=== WHAT YOU NEED TO DO ===
Which lines hold the word "Primary"? Copy each of them.

===============

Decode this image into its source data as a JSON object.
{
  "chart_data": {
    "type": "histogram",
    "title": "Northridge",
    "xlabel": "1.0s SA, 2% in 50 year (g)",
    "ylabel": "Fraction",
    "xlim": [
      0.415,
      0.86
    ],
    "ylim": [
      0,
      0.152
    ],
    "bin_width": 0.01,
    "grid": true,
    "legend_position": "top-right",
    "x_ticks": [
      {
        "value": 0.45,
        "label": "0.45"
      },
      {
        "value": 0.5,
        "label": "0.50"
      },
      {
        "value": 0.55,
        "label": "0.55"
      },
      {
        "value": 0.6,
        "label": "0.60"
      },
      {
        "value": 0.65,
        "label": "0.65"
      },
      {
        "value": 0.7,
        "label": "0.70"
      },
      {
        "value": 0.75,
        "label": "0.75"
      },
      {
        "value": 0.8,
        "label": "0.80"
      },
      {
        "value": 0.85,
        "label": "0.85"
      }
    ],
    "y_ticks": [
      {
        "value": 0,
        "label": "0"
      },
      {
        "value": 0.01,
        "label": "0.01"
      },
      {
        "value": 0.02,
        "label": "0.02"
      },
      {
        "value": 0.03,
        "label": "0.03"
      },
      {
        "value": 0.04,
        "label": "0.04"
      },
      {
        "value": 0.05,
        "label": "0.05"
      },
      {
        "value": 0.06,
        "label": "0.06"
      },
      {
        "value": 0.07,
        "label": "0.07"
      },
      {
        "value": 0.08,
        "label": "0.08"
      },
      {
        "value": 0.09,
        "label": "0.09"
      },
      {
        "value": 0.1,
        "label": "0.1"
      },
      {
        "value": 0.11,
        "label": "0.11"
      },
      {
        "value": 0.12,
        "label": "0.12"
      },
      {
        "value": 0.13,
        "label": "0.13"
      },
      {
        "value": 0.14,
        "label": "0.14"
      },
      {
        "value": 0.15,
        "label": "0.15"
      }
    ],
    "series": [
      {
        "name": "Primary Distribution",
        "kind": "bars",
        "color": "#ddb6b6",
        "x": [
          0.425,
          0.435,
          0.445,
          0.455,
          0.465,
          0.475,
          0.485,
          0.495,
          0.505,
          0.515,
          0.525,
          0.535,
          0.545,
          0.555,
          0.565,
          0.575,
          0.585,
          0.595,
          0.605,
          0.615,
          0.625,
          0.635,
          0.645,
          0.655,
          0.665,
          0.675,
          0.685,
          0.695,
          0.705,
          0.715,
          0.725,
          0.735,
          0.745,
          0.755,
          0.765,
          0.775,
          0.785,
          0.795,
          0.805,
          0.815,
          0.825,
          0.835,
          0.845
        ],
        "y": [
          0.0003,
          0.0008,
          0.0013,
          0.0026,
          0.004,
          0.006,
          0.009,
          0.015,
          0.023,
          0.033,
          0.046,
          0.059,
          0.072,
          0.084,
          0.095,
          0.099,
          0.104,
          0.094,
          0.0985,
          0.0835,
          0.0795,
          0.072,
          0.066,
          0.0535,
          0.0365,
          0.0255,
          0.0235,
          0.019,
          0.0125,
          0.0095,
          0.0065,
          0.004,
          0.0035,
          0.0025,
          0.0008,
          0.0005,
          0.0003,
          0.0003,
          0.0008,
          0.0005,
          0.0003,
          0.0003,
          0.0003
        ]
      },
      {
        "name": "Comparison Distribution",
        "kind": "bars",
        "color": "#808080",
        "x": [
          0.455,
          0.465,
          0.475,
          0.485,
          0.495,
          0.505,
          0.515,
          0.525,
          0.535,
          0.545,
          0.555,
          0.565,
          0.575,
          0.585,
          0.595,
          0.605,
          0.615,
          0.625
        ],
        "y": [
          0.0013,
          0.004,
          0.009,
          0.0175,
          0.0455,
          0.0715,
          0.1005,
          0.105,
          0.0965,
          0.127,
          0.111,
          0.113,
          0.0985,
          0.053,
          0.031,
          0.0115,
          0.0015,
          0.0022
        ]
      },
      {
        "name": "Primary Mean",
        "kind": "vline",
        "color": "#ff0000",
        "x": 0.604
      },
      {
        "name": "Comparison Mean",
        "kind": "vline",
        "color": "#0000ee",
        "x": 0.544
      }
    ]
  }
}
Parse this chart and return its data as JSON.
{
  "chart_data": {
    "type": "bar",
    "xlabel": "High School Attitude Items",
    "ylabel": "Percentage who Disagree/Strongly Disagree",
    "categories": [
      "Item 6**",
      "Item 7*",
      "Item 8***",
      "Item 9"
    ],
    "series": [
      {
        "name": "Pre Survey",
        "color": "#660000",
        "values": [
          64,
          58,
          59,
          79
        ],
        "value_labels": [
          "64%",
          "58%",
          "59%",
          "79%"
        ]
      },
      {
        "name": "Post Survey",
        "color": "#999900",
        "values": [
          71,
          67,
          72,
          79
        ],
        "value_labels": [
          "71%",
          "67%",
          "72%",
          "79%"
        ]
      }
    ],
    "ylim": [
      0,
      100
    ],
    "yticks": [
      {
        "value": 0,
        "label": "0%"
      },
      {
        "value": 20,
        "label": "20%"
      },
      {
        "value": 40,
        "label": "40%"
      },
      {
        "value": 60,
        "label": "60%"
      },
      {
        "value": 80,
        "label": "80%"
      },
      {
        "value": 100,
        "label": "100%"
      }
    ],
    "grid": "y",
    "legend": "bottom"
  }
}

===============

=== EXERCISE ANSWER ===
        "name": "Primary Distribution",
        "name": "Primary Mean",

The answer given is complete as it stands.